-- WHAT IS ASKED --
Pull out every line in the data that has the string "series" in it.
-- start of DATA PROVIDED --
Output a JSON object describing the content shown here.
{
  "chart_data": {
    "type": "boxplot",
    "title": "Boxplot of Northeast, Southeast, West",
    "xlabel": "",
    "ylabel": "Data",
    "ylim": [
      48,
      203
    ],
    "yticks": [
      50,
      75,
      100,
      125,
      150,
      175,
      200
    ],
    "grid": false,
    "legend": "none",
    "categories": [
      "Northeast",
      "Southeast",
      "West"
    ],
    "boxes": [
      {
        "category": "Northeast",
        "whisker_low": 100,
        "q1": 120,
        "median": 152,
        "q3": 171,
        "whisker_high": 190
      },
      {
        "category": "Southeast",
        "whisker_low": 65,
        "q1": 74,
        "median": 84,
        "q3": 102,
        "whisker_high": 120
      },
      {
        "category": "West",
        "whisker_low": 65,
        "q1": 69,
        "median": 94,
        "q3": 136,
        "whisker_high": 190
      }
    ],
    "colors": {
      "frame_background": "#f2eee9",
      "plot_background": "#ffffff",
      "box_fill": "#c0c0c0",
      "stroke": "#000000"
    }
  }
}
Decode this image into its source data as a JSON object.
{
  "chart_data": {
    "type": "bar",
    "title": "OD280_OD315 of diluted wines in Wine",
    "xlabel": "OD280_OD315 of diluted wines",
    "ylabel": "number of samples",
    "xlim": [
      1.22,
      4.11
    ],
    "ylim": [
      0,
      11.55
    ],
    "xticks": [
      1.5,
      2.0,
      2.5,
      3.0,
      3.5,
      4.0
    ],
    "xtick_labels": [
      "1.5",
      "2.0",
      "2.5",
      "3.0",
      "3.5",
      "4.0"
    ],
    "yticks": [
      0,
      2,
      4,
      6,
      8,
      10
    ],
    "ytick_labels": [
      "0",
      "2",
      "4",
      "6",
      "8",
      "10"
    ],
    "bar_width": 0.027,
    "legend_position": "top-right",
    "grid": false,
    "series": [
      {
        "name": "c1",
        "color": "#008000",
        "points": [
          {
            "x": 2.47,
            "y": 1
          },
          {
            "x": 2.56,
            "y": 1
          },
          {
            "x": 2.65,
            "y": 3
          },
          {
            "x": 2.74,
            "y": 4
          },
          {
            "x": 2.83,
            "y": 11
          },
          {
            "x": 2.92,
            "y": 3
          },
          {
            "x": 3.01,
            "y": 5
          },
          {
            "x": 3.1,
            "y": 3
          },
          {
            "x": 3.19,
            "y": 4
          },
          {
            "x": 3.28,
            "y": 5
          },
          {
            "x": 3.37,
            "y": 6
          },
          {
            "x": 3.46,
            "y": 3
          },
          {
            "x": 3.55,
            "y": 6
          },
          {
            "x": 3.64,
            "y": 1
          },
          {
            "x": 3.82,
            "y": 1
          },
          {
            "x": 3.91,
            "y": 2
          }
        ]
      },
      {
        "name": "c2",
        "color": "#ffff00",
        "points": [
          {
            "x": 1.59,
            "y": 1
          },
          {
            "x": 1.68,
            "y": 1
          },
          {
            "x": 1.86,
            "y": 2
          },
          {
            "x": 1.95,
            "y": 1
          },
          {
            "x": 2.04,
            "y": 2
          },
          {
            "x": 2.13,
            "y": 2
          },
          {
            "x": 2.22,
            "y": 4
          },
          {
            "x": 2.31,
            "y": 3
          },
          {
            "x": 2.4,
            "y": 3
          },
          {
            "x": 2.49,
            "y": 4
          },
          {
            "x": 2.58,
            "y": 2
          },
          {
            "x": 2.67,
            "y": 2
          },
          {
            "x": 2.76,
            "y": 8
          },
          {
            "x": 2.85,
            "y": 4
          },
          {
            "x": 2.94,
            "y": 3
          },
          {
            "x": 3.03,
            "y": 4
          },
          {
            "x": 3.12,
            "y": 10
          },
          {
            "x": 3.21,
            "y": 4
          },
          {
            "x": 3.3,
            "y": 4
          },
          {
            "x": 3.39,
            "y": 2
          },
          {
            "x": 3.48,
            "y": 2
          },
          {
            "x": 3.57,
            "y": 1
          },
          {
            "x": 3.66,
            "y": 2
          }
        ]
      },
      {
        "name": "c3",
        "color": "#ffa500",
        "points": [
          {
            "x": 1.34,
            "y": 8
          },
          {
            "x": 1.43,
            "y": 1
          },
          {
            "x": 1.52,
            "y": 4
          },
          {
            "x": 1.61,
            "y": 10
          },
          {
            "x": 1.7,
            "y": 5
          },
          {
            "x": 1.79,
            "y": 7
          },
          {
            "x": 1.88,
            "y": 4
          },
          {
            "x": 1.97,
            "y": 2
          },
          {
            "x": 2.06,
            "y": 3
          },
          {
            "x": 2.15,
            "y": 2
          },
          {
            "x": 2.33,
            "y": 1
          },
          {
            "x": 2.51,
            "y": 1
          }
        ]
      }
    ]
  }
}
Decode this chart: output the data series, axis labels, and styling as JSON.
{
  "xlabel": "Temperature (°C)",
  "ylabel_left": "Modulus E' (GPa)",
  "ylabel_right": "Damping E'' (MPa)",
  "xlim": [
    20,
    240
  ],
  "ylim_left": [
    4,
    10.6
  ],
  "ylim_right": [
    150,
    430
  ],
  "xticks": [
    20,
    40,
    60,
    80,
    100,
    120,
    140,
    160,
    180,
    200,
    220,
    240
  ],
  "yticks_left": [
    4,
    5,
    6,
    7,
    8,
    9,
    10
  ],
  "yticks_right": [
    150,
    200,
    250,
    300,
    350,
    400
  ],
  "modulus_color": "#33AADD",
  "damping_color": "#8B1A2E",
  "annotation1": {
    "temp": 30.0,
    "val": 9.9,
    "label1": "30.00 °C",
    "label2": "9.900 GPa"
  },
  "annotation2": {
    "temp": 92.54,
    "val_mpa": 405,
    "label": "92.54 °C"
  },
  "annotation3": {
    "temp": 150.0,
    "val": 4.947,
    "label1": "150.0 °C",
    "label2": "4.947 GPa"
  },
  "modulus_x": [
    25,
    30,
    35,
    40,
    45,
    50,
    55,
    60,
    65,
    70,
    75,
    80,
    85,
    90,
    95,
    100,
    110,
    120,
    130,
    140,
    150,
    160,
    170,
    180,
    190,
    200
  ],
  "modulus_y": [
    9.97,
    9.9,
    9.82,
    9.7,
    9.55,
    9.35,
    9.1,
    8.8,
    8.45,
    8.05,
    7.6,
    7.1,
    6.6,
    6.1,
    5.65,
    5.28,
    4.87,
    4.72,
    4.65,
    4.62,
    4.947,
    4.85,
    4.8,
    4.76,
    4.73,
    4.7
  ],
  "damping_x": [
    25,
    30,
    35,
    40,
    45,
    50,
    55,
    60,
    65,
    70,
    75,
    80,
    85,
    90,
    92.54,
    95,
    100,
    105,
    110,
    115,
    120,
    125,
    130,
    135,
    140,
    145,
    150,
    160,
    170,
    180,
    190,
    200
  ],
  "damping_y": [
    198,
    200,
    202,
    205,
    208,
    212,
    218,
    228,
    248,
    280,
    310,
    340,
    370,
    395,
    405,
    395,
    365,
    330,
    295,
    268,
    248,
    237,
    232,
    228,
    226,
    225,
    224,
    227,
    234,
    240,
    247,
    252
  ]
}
-- end of DATA PROVIDED --
-- RIGHT ANSWER --
    "series": [
Decode this chart: output the data series, axis labels, and styling as JSON.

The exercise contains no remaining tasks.